Start RECORDS SHOWN

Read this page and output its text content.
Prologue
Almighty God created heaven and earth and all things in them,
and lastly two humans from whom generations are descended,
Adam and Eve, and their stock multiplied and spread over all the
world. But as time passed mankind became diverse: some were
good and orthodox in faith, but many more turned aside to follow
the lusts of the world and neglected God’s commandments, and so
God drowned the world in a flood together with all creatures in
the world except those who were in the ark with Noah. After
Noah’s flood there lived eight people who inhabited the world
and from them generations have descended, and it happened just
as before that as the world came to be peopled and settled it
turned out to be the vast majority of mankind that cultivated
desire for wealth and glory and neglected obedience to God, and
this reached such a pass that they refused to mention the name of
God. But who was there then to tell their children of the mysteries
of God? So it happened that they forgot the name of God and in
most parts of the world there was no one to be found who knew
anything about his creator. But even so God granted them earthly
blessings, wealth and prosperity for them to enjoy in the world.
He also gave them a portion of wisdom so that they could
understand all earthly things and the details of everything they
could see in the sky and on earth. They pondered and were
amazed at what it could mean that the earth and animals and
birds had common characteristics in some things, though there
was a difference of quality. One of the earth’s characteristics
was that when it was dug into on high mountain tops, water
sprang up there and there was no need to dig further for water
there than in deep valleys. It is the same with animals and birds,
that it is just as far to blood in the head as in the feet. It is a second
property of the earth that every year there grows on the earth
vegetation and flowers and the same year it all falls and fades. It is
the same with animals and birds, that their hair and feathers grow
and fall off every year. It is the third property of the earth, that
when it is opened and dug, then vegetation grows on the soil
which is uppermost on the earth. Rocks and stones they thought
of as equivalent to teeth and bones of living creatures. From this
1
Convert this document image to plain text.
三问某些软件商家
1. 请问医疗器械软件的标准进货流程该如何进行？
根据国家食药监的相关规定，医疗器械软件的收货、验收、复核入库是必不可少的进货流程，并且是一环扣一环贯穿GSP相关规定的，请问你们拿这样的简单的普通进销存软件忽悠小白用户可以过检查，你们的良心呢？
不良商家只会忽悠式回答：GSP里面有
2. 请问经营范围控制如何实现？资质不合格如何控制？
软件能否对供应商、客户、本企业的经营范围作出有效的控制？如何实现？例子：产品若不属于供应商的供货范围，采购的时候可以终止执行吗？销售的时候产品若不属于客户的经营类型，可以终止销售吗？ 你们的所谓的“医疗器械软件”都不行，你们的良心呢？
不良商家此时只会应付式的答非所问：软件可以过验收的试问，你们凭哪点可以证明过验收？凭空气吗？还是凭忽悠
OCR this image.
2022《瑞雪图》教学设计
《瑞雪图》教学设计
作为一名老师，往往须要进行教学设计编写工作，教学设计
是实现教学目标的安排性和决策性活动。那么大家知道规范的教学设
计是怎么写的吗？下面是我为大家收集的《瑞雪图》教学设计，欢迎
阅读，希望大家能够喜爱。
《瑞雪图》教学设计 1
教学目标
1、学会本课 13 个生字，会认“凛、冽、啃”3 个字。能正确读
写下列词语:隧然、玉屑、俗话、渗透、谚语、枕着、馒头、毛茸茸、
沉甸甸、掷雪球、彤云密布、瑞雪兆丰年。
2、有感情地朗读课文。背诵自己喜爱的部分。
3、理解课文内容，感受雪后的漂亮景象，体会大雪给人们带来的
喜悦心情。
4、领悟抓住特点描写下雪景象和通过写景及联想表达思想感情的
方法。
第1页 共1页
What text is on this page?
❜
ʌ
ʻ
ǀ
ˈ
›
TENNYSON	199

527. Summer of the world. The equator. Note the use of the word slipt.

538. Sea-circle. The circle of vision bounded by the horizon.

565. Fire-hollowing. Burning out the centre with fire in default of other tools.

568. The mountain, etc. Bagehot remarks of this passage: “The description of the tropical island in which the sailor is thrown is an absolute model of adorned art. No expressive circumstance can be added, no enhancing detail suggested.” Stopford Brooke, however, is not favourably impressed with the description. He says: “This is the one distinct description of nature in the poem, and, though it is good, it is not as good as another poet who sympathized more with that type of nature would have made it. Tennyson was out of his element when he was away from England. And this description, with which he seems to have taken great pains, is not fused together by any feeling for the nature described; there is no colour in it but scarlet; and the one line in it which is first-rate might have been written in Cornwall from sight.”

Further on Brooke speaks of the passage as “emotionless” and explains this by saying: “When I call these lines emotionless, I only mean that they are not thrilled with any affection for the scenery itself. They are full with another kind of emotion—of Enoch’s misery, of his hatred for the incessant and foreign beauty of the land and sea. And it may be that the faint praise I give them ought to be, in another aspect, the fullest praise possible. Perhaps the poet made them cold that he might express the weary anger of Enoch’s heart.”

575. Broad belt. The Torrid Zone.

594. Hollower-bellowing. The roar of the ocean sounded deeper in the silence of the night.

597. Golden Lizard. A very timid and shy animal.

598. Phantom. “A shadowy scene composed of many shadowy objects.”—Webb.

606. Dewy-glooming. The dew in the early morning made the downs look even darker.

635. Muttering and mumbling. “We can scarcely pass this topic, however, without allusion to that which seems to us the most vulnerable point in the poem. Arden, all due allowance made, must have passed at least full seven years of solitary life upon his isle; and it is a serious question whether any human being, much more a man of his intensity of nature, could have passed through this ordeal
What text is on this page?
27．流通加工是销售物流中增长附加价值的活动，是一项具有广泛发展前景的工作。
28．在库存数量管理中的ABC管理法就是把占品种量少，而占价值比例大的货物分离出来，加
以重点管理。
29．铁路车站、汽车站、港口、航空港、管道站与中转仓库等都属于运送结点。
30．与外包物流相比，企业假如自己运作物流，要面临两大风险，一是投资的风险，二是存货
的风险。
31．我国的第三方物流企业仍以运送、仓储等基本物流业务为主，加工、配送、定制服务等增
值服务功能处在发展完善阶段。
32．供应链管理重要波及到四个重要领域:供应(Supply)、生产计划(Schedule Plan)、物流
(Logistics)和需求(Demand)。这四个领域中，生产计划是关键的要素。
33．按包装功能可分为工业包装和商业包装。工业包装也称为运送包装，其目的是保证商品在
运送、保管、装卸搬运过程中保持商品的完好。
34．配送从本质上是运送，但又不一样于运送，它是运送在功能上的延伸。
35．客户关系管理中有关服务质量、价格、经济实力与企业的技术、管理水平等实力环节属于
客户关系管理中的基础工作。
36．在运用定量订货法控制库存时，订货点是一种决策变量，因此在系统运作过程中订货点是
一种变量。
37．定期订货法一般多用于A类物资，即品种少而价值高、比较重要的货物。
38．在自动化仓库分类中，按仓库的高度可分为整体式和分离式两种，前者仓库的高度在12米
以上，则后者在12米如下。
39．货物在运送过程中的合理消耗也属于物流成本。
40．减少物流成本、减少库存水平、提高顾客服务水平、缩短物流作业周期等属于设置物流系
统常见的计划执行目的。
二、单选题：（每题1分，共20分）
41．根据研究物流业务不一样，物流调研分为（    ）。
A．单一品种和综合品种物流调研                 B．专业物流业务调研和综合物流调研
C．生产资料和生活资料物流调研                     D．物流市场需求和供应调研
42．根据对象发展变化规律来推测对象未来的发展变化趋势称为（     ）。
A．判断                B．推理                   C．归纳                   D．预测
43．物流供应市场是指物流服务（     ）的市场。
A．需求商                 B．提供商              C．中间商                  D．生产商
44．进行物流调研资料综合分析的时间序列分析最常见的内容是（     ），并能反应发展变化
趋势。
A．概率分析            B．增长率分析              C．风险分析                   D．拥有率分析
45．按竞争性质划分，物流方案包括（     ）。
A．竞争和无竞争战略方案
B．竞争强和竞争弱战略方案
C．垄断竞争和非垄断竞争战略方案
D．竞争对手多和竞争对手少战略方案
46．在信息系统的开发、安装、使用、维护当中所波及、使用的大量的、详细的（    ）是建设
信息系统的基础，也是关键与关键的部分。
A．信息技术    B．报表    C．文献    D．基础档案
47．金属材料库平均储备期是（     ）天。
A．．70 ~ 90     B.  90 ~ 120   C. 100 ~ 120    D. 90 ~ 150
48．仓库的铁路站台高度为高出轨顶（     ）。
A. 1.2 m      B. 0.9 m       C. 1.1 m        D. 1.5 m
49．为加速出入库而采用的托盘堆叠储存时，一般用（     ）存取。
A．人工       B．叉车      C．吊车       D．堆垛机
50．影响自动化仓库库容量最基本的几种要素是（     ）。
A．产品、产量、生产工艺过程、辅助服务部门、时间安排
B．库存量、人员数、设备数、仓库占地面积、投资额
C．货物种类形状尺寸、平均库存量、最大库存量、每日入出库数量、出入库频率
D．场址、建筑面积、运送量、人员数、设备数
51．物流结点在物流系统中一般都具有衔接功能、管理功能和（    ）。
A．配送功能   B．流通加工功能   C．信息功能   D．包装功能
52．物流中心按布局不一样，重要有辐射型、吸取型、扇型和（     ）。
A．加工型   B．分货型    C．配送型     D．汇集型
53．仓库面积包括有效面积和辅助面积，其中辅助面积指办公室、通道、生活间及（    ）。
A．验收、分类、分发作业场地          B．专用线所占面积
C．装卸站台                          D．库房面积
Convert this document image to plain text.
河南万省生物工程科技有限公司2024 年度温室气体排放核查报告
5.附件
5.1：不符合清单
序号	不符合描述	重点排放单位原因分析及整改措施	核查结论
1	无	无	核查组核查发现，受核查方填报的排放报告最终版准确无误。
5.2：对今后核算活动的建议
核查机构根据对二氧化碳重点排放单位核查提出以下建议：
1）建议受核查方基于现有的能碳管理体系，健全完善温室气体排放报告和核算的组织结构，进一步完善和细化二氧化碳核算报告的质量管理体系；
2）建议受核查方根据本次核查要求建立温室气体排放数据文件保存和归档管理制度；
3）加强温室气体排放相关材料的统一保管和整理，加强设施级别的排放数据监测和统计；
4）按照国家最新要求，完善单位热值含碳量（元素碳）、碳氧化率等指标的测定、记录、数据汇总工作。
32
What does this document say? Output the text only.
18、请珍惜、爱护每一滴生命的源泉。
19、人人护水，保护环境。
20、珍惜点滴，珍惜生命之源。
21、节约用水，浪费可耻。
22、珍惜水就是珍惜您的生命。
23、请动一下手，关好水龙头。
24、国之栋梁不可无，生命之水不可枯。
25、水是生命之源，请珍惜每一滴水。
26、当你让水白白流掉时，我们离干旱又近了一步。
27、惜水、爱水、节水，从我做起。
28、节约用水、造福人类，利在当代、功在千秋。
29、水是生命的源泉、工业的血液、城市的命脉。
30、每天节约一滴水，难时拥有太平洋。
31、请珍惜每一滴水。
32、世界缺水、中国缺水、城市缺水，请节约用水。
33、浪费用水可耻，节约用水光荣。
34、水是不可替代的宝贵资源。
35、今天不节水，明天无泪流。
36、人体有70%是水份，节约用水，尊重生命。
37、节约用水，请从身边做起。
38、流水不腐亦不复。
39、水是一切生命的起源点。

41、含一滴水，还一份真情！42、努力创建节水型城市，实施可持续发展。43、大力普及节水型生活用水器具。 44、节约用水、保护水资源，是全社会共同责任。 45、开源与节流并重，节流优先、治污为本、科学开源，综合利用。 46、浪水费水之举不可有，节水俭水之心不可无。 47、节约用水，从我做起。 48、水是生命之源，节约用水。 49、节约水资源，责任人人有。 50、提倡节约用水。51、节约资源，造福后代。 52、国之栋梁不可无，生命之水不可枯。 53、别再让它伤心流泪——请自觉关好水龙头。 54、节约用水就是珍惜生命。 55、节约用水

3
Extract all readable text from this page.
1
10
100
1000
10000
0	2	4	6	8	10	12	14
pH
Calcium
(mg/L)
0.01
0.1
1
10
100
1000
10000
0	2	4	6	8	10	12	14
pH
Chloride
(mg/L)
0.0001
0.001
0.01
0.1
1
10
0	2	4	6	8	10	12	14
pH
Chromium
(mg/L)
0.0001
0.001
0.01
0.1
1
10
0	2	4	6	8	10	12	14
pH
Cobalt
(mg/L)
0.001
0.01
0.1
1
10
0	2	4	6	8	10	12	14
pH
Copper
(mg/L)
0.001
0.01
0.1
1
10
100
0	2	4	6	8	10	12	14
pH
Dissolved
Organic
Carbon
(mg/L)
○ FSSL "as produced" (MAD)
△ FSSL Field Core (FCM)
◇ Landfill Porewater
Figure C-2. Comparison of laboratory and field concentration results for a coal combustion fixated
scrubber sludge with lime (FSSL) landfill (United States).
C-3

End RECORDS SHOWN

_SHORT TASK_
Copy every line of the listing that includes the string "国之栋梁不可无".

_FULL OUTPUT_
24、国之栋梁不可无，生命之水不可枯。
41、含一滴水，还一份真情！42、努力创建节水型城市，实施可持续发展。43、大力普及节水型生活用水器具。 44、节约用水、保护水资源，是全社会共同责任。 45、开源与节流并重，节流优先、治污为本、科学开源，综合利用。 46、浪水费水之举不可有，节水俭水之心不可无。 47、节约用水，从我做起。 48、水是生命之源，节约用水。 49、节约水资源，责任人人有。 50、提倡节约用水。51、节约资源，造福后代。 52、国之栋梁不可无，生命之水不可枯。 53、别再让它伤心流泪——请自觉关好水龙头。 54、节约用水就是珍惜生命。 55、节约用水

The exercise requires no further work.